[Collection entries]
%%
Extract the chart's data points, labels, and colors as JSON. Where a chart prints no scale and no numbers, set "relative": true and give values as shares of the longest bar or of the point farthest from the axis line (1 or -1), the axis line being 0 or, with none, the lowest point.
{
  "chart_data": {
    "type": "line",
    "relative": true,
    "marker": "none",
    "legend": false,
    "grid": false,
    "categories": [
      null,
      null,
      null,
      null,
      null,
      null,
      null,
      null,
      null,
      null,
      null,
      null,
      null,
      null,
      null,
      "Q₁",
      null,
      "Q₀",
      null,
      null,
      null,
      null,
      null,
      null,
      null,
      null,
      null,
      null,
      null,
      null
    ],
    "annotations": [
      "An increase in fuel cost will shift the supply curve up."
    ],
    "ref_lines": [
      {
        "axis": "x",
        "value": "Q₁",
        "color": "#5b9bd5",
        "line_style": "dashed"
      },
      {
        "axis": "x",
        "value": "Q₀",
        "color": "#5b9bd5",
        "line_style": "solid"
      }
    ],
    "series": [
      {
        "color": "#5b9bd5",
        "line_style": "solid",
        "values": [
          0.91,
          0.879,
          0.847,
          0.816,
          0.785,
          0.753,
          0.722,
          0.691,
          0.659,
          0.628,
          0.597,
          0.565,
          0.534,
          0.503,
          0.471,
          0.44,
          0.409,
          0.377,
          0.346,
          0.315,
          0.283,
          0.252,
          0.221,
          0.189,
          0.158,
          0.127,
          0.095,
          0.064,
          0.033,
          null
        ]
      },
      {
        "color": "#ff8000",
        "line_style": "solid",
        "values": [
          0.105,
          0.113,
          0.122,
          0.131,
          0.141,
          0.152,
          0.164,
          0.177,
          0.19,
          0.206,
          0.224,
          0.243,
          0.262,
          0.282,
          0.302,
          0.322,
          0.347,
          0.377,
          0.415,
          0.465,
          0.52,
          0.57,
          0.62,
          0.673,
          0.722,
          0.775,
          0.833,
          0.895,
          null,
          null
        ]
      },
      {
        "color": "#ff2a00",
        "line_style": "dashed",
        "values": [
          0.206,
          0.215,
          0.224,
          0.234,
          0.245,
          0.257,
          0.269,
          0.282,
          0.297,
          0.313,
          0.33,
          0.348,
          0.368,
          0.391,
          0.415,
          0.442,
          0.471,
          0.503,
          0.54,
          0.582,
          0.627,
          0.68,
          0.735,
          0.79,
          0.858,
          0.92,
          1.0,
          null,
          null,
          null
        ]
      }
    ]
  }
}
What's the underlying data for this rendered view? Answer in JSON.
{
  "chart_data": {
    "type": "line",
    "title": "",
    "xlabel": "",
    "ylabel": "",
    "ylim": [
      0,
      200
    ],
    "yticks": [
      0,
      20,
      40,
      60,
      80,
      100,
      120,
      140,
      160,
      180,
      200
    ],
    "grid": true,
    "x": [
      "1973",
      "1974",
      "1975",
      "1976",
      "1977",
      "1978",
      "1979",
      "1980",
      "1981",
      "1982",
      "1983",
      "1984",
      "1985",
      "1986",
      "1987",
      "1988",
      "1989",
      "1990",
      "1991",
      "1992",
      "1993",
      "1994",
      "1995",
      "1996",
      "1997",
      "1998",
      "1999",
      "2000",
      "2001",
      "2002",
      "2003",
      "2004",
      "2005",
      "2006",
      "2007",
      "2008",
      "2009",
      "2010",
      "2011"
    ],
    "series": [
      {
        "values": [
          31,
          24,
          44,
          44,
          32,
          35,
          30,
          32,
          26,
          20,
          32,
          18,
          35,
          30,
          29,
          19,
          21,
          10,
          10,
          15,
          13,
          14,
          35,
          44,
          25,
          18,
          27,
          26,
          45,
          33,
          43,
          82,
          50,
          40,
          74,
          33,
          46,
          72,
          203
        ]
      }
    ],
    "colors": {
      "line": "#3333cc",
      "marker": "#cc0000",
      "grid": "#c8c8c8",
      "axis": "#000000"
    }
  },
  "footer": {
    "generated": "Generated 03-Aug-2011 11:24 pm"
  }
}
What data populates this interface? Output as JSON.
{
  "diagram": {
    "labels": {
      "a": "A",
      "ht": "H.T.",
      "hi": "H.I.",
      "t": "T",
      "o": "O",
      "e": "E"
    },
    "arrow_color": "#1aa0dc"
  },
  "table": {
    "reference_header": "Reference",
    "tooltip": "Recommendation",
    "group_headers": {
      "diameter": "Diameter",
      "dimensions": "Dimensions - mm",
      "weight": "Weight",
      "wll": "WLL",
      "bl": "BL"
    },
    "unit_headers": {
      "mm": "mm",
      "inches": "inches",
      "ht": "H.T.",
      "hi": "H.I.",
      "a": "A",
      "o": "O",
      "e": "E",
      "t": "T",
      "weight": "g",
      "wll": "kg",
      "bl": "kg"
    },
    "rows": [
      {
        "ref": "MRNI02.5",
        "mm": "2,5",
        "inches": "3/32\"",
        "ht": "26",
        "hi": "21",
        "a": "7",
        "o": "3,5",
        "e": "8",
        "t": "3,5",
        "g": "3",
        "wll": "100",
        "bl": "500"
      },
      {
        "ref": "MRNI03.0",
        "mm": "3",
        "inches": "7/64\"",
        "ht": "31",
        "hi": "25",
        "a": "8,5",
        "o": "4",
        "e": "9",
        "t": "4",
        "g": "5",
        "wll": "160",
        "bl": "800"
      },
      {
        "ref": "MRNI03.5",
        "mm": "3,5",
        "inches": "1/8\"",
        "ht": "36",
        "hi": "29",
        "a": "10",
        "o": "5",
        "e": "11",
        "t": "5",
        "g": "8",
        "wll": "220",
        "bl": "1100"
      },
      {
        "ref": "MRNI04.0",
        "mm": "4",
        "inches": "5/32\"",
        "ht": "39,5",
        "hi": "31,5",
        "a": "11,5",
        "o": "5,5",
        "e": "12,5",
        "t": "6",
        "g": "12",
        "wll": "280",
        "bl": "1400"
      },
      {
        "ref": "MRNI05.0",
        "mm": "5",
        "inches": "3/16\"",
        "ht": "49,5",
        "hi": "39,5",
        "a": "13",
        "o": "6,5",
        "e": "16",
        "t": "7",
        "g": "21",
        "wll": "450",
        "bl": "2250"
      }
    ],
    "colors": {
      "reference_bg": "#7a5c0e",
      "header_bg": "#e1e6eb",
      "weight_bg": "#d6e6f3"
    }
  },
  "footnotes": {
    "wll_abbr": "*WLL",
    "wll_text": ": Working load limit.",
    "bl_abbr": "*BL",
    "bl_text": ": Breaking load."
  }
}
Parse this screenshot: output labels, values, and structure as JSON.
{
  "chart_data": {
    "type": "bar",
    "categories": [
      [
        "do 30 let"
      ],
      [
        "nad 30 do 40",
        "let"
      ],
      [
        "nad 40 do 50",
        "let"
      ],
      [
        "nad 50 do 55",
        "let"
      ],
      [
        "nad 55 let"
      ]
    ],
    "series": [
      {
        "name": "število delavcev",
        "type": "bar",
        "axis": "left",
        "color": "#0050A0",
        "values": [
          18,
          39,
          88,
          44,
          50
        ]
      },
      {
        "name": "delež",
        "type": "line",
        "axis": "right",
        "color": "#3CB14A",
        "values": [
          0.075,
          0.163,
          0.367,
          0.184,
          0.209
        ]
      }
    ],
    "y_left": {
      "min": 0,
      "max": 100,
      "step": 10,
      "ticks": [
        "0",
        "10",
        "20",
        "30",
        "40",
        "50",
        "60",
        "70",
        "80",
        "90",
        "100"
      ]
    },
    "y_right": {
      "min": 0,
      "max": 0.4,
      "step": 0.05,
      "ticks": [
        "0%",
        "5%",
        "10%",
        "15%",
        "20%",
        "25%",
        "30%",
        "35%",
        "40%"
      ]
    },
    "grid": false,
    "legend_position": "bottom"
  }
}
%%
Short exercise: Write each line above out exactly.

Response:
Extract the chart's data points, labels, and colors as JSON. Where a chart prints no scale and no numbers, set "relative": true and give values as shares of the longest bar or of the point farthest from the axis line (1 or -1), the axis line being 0 or, with none, the lowest point.
{
  "chart_data": {
    "type": "line",
    "relative": true,
    "marker": "none",
    "legend": false,
    "grid": false,
    "categories": [
      null,
      null,
      null,
      null,
      null,
      null,
      null,
      null,
      null,
      null,
      null,
      null,
      null,
      null,
      null,
      "Q₁",
      null,
      "Q₀",
      null,
      null,
      null,
      null,
      null,
      null,
      null,
      null,
      null,
      null,
      null,
      null
    ],
    "annotations": [
      "An increase in fuel cost will shift the supply curve up."
    ],
    "ref_lines": [
      {
        "axis": "x",
        "value": "Q₁",
        "color": "#5b9bd5",
        "line_style": "dashed"
      },
      {
        "axis": "x",
        "value": "Q₀",
        "color": "#5b9bd5",
        "line_style": "solid"
      }
    ],
    "series": [
      {
        "color": "#5b9bd5",
        "line_style": "solid",
        "values": [
          0.91,
          0.879,
          0.847,
          0.816,
          0.785,
          0.753,
          0.722,
          0.691,
          0.659,
          0.628,
          0.597,
          0.565,
          0.534,
          0.503,
          0.471,
          0.44,
          0.409,
          0.377,
          0.346,
          0.315,
          0.283,
          0.252,
          0.221,
          0.189,
          0.158,
          0.127,
          0.095,
          0.064,
          0.033,
          null
        ]
      },
      {
        "color": "#ff8000",
        "line_style": "solid",
        "values": [
          0.105,
          0.113,
          0.122,
          0.131,
          0.141,
          0.152,
          0.164,
          0.177,
          0.19,
          0.206,
          0.224,
          0.243,
          0.262,
          0.282,
          0.302,
          0.322,
          0.347,
          0.377,
          0.415,
          0.465,
          0.52,
          0.57,
          0.62,
          0.673,
          0.722,
          0.775,
          0.833,
          0.895,
          null,
          null
        ]
      },
      {
        "color": "#ff2a00",
        "line_style": "dashed",
        "values": [
          0.206,
          0.215,
          0.224,
          0.234,
          0.245,
          0.257,
          0.269,
          0.282,
          0.297,
          0.313,
          0.33,
          0.348,
          0.368,
          0.391,
          0.415,
          0.442,
          0.471,
          0.503,
          0.54,
          0.582,
          0.627,
          0.68,
          0.735,
          0.79,
          0.858,
          0.92,
          1.0,
          null,
          null,
          null
        ]
      }
    ]
  }
}
What's the underlying data for this rendered view? Answer in JSON.
{
  "chart_data": {
    "type": "line",
    "title": "",
    "xlabel": "",
    "ylabel": "",
    "ylim": [
      0,
      200
    ],
    "yticks": [
      0,
      20,
      40,
      60,
      80,
      100,
      120,
      140,
      160,
      180,
      200
    ],
    "grid": true,
    "x": [
      "1973",
      "1974",
      "1975",
      "1976",
      "1977",
      "1978",
      "1979",
      "1980",
      "1981",
      "1982",
      "1983",
      "1984",
      "1985",
      "1986",
      "1987",
      "1988",
      "1989",
      "1990",
      "1991",
      "1992",
      "1993",
      "1994",
      "1995",
      "1996",
      "1997",
      "1998",
      "1999",
      "2000",
      "2001",
      "2002",
      "2003",
      "2004",
      "2005",
      "2006",
      "2007",
      "2008",
      "2009",
      "2010",
      "2011"
    ],
    "series": [
      {
        "values": [
          31,
          24,
          44,
          44,
          32,
          35,
          30,
          32,
          26,
          20,
          32,
          18,
          35,
          30,
          29,
          19,
          21,
          10,
          10,
          15,
          13,
          14,
          35,
          44,
          25,
          18,
          27,
          26,
          45,
          33,
          43,
          82,
          50,
          40,
          74,
          33,
          46,
          72,
          203
        ]
      }
    ],
    "colors": {
      "line": "#3333cc",
      "marker": "#cc0000",
      "grid": "#c8c8c8",
      "axis": "#000000"
    }
  },
  "footer": {
    "generated": "Generated 03-Aug-2011 11:24 pm"
  }
}
What data populates this interface? Output as JSON.
{
  "diagram": {
    "labels": {
      "a": "A",
      "ht": "H.T.",
      "hi": "H.I.",
      "t": "T",
      "o": "O",
      "e": "E"
    },
    "arrow_color": "#1aa0dc"
  },
  "table": {
    "reference_header": "Reference",
    "tooltip": "Recommendation",
    "group_headers": {
      "diameter": "Diameter",
      "dimensions": "Dimensions - mm",
      "weight": "Weight",
      "wll": "WLL",
      "bl": "BL"
    },
    "unit_headers": {
      "mm": "mm",
      "inches": "inches",
      "ht": "H.T.",
      "hi": "H.I.",
      "a": "A",
      "o": "O",
      "e": "E",
      "t": "T",
      "weight": "g",
      "wll": "kg",
      "bl": "kg"
    },
    "rows": [
      {
        "ref": "MRNI02.5",
        "mm": "2,5",
        "inches": "3/32\"",
        "ht": "26",
        "hi": "21",
        "a": "7",
        "o": "3,5",
        "e": "8",
        "t": "3,5",
        "g": "3",
        "wll": "100",
        "bl": "500"
      },
      {
        "ref": "MRNI03.0",
        "mm": "3",
        "inches": "7/64\"",
        "ht": "31",
        "hi": "25",
        "a": "8,5",
        "o": "4",
        "e": "9",
        "t": "4",
        "g": "5",
        "wll": "160",
        "bl": "800"
      },
      {
        "ref": "MRNI03.5",
        "mm": "3,5",
        "inches": "1/8\"",
        "ht": "36",
        "hi": "29",
        "a": "10",
        "o": "5",
        "e": "11",
        "t": "5",
        "g": "8",
        "wll": "220",
        "bl": "1100"
      },
      {
        "ref": "MRNI04.0",
        "mm": "4",
        "inches": "5/32\"",
        "ht": "39,5",
        "hi": "31,5",
        "a": "11,5",
        "o": "5,5",
        "e": "12,5",
        "t": "6",
        "g": "12",
        "wll": "280",
        "bl": "1400"
      },
      {
        "ref": "MRNI05.0",
        "mm": "5",
        "inches": "3/16\"",
        "ht": "49,5",
        "hi": "39,5",
        "a": "13",
        "o": "6,5",
        "e": "16",
        "t": "7",
        "g": "21",
        "wll": "450",
        "bl": "2250"
      }
    ],
    "colors": {
      "reference_bg": "#7a5c0e",
      "header_bg": "#e1e6eb",
      "weight_bg": "#d6e6f3"
    }
  },
  "footnotes": {
    "wll_abbr": "*WLL",
    "wll_text": ": Working load limit.",
    "bl_abbr": "*BL",
    "bl_text": ": Breaking load."
  }
}
Parse this screenshot: output labels, values, and structure as JSON.
{
  "chart_data": {
    "type": "bar",
    "categories": [
      [
        "do 30 let"
      ],
      [
        "nad 30 do 40",
        "let"
      ],
      [
        "nad 40 do 50",
        "let"
      ],
      [
        "nad 50 do 55",
        "let"
      ],
      [
        "nad 55 let"
      ]
    ],
    "series": [
      {
        "name": "število delavcev",
        "type": "bar",
        "axis": "left",
        "color": "#0050A0",
        "values": [
          18,
          39,
          88,
          44,
          50
        ]
      },
      {
        "name": "delež",
        "type": "line",
        "axis": "right",
        "color": "#3CB14A",
        "values": [
          0.075,
          0.163,
          0.367,
          0.184,
          0.209
        ]
      }
    ],
    "y_left": {
      "min": 0,
      "max": 100,
      "step": 10,
      "ticks": [
        "0",
        "10",
        "20",
        "30",
        "40",
        "50",
        "60",
        "70",
        "80",
        "90",
        "100"
      ]
    },
    "y_right": {
      "min": 0,
      "max": 0.4,
      "step": 0.05,
      "ticks": [
        "0%",
        "5%",
        "10%",
        "15%",
        "20%",
        "25%",
        "30%",
        "35%",
        "40%"
      ]
    },
    "grid": false,
    "legend_position": "bottom"
  }
}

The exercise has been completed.